GIVEN TASK: Each record below is to be reproduced without any change.

GIVEN DATA:
* * *

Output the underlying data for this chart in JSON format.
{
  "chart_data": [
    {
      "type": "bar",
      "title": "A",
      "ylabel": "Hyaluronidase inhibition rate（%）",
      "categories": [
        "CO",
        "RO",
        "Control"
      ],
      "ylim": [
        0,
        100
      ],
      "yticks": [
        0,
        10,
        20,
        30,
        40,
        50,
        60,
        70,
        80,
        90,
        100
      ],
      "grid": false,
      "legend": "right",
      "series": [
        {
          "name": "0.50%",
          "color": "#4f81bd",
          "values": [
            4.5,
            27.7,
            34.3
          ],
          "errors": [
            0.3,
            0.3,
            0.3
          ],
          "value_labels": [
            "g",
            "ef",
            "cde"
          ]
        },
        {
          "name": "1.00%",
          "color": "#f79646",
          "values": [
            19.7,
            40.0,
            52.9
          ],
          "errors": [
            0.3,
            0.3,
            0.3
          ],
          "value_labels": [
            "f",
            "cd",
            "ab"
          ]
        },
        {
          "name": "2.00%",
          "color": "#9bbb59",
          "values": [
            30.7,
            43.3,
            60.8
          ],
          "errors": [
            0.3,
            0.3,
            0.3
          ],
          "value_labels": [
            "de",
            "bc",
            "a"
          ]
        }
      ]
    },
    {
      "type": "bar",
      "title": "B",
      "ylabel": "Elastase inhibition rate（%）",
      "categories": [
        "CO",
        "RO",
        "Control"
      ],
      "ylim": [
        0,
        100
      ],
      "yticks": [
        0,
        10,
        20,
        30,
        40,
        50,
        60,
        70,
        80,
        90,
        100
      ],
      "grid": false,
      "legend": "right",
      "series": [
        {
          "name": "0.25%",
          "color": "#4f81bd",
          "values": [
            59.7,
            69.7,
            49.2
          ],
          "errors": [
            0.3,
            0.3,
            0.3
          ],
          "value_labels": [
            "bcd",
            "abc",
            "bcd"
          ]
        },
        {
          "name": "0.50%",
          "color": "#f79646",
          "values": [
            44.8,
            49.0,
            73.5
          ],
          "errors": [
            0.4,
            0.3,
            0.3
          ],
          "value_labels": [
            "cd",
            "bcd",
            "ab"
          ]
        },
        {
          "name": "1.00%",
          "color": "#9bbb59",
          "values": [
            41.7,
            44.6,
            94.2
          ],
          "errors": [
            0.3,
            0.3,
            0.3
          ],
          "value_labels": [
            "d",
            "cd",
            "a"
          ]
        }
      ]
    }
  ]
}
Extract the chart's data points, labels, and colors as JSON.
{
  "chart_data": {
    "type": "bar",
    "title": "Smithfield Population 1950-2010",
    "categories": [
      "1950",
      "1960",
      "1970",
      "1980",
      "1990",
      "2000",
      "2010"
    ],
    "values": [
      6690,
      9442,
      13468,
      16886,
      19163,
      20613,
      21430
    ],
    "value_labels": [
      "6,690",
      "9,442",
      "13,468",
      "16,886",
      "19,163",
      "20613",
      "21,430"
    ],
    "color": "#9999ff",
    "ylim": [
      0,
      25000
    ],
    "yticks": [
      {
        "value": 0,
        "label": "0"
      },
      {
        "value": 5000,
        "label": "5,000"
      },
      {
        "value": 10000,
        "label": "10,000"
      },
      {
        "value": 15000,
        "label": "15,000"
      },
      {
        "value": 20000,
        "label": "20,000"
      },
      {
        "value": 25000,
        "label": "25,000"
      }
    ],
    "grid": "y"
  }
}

* * *

CORRECT RESULT:
Output the underlying data for this chart in JSON format.
{
  "chart_data": [
    {
      "type": "bar",
      "title": "A",
      "ylabel": "Hyaluronidase inhibition rate（%）",
      "categories": [
        "CO",
        "RO",
        "Control"
      ],
      "ylim": [
        0,
        100
      ],
      "yticks": [
        0,
        10,
        20,
        30,
        40,
        50,
        60,
        70,
        80,
        90,
        100
      ],
      "grid": false,
      "legend": "right",
      "series": [
        {
          "name": "0.50%",
          "color": "#4f81bd",
          "values": [
            4.5,
            27.7,
            34.3
          ],
          "errors": [
            0.3,
            0.3,
            0.3
          ],
          "value_labels": [
            "g",
            "ef",
            "cde"
          ]
        },
        {
          "name": "1.00%",
          "color": "#f79646",
          "values": [
            19.7,
            40.0,
            52.9
          ],
          "errors": [
            0.3,
            0.3,
            0.3
          ],
          "value_labels": [
            "f",
            "cd",
            "ab"
          ]
        },
        {
          "name": "2.00%",
          "color": "#9bbb59",
          "values": [
            30.7,
            43.3,
            60.8
          ],
          "errors": [
            0.3,
            0.3,
            0.3
          ],
          "value_labels": [
            "de",
            "bc",
            "a"
          ]
        }
      ]
    },
    {
      "type": "bar",
      "title": "B",
      "ylabel": "Elastase inhibition rate（%）",
      "categories": [
        "CO",
        "RO",
        "Control"
      ],
      "ylim": [
        0,
        100
      ],
      "yticks": [
        0,
        10,
        20,
        30,
        40,
        50,
        60,
        70,
        80,
        90,
        100
      ],
      "grid": false,
      "legend": "right",
      "series": [
        {
          "name": "0.25%",
          "color": "#4f81bd",
          "values": [
            59.7,
            69.7,
            49.2
          ],
          "errors": [
            0.3,
            0.3,
            0.3
          ],
          "value_labels": [
            "bcd",
            "abc",
            "bcd"
          ]
        },
        {
          "name": "0.50%",
          "color": "#f79646",
          "values": [
            44.8,
            49.0,
            73.5
          ],
          "errors": [
            0.4,
            0.3,
            0.3
          ],
          "value_labels": [
            "cd",
            "bcd",
            "ab"
          ]
        },
        {
          "name": "1.00%",
          "color": "#9bbb59",
          "values": [
            41.7,
            44.6,
            94.2
          ],
          "errors": [
            0.3,
            0.3,
            0.3
          ],
          "value_labels": [
            "d",
            "cd",
            "a"
          ]
        }
      ]
    }
  ]
}
Extract the chart's data points, labels, and colors as JSON.
{
  "chart_data": {
    "type": "bar",
    "title": "Smithfield Population 1950-2010",
    "categories": [
      "1950",
      "1960",
      "1970",
      "1980",
      "1990",
      "2000",
      "2010"
    ],
    "values": [
      6690,
      9442,
      13468,
      16886,
      19163,
      20613,
      21430
    ],
    "value_labels": [
      "6,690",
      "9,442",
      "13,468",
      "16,886",
      "19,163",
      "20613",
      "21,430"
    ],
    "color": "#9999ff",
    "ylim": [
      0,
      25000
    ],
    "yticks": [
      {
        "value": 0,
        "label": "0"
      },
      {
        "value": 5000,
        "label": "5,000"
      },
      {
        "value": 10000,
        "label": "10,000"
      },
      {
        "value": 15000,
        "label": "15,000"
      },
      {
        "value": 20000,
        "label": "20,000"
      },
      {
        "value": 25000,
        "label": "25,000"
      }
    ],
    "grid": "y"
  }
}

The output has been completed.